§ GOAL OF THE EXERCISE:
Find and copy lines holding "structured".

Records excerpted from a collection
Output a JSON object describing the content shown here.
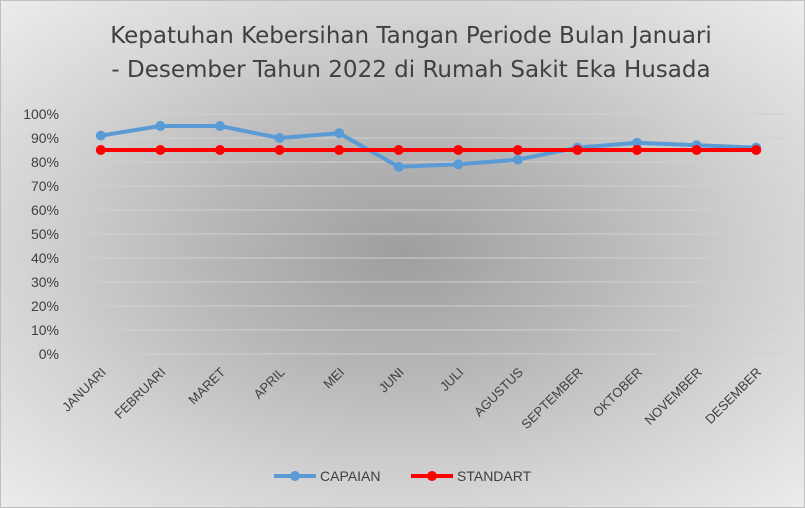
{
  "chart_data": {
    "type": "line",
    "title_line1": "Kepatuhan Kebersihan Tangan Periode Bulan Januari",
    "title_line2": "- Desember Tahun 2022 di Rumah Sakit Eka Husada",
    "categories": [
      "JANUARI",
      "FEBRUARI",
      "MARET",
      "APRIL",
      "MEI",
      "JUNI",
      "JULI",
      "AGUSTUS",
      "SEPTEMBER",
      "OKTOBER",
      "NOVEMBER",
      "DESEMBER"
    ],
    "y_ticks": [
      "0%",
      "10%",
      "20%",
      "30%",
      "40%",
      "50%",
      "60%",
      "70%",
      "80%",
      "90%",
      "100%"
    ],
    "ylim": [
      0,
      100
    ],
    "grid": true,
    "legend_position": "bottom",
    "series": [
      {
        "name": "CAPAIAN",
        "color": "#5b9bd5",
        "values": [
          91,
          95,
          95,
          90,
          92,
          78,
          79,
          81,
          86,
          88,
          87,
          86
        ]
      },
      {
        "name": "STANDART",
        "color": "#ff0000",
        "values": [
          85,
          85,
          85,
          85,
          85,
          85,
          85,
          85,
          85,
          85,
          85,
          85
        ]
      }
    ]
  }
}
==
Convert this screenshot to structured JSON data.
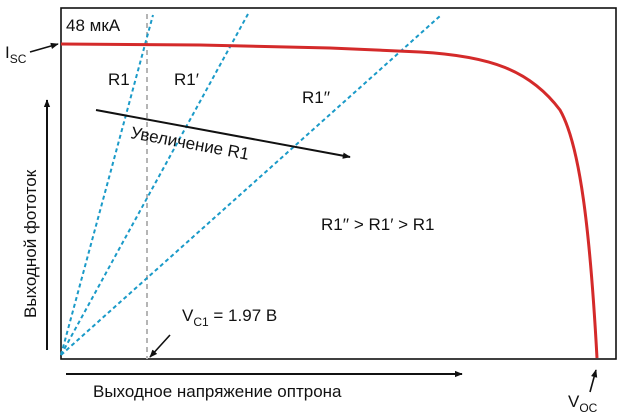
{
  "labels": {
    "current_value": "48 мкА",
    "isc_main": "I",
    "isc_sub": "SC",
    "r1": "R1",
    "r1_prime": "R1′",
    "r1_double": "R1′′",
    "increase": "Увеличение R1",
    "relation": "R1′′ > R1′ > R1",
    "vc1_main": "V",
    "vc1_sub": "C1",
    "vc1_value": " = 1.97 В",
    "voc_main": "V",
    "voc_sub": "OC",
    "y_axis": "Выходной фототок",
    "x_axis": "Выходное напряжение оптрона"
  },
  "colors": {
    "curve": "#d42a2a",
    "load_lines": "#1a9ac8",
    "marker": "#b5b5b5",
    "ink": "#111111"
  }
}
...
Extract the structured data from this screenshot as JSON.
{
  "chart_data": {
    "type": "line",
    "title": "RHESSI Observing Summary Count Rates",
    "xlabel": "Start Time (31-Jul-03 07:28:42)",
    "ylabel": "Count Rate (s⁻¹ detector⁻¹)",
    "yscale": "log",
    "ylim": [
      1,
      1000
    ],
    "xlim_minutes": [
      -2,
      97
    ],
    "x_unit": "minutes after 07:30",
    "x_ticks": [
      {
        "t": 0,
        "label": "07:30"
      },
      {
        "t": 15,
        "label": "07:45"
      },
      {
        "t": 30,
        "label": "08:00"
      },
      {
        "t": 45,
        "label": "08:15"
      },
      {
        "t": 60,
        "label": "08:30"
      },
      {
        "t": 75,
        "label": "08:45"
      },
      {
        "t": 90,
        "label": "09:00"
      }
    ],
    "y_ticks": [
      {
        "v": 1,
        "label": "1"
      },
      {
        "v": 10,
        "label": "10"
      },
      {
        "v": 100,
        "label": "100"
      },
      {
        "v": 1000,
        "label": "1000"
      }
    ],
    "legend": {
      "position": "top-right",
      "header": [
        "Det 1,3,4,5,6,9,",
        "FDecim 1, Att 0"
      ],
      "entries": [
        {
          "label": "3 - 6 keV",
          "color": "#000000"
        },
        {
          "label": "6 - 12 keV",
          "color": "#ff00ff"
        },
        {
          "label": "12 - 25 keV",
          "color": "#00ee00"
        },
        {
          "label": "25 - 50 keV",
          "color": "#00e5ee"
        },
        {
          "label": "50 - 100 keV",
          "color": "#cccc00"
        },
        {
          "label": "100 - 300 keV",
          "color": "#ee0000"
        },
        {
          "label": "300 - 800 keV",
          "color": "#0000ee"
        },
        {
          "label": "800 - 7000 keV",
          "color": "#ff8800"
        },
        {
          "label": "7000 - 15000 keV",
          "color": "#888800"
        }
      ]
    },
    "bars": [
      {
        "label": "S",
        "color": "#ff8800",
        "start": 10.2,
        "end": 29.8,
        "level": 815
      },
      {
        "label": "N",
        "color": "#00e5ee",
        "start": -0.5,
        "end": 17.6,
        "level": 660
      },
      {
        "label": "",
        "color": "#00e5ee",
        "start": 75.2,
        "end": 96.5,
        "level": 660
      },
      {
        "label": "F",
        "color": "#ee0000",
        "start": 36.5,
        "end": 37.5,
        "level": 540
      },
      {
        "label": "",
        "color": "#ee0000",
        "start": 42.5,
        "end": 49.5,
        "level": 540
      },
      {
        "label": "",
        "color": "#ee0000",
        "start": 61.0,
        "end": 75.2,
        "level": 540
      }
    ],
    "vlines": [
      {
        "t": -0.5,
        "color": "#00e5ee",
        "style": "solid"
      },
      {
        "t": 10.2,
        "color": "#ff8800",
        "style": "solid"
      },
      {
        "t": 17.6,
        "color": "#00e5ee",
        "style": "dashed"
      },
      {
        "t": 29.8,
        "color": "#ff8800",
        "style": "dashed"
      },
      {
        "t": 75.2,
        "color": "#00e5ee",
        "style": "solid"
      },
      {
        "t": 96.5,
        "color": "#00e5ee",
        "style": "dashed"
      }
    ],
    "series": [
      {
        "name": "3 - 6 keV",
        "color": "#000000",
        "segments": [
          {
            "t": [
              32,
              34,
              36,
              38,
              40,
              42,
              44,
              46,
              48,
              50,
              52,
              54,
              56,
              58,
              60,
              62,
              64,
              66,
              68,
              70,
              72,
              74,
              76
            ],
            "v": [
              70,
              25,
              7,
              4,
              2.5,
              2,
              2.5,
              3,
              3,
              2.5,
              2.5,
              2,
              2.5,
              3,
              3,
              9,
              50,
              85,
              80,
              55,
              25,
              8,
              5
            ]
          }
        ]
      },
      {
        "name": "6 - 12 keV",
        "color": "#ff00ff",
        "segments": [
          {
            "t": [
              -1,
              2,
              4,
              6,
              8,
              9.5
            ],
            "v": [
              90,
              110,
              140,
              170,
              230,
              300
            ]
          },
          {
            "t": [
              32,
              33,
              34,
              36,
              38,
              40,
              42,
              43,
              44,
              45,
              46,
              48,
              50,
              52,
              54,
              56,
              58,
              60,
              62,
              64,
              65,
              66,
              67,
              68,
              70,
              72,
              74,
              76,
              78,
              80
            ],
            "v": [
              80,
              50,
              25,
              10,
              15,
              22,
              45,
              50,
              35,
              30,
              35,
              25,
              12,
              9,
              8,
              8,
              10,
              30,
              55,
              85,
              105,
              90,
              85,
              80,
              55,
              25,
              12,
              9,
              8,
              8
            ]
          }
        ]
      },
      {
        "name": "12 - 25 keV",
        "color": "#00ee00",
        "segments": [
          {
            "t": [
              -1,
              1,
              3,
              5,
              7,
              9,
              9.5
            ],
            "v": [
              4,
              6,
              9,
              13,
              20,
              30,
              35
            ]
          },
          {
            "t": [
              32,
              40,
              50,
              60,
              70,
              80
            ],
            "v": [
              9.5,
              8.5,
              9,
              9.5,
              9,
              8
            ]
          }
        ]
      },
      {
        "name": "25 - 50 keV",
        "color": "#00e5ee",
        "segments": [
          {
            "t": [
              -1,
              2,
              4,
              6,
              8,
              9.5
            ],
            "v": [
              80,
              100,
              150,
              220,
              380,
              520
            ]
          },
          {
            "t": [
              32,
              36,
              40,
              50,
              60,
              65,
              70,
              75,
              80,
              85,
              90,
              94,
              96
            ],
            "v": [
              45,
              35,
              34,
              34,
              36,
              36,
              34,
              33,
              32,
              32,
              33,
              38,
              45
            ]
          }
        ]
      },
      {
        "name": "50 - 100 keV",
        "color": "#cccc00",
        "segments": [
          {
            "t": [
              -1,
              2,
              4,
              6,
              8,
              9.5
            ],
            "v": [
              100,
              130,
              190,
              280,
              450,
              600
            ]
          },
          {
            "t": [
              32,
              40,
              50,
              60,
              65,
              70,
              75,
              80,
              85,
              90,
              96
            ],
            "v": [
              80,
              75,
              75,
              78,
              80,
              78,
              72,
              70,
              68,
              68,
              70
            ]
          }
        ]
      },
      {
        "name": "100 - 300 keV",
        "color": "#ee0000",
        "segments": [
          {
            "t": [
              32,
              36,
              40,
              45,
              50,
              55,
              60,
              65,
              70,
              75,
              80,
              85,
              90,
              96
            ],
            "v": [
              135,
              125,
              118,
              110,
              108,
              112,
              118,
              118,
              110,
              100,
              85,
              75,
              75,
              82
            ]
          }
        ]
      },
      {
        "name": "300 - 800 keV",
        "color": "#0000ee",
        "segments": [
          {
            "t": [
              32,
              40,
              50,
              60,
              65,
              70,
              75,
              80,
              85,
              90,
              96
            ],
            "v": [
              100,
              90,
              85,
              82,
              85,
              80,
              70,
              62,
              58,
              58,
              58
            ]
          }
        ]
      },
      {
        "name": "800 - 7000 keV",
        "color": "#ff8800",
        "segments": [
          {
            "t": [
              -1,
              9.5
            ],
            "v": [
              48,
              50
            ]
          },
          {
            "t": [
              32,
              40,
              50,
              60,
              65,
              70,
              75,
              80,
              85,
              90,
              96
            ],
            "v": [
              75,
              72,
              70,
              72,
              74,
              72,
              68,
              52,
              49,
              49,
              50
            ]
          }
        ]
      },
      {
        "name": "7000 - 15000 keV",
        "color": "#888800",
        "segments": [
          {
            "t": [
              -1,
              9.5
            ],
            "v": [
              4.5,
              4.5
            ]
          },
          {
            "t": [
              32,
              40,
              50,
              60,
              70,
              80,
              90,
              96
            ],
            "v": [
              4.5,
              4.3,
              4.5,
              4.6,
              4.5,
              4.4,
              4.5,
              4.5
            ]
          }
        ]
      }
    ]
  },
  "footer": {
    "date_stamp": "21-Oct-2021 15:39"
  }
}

§ OUTPUT:
Convert this screenshot to structured JSON data.
Extract the structured data from this screenshot as JSON.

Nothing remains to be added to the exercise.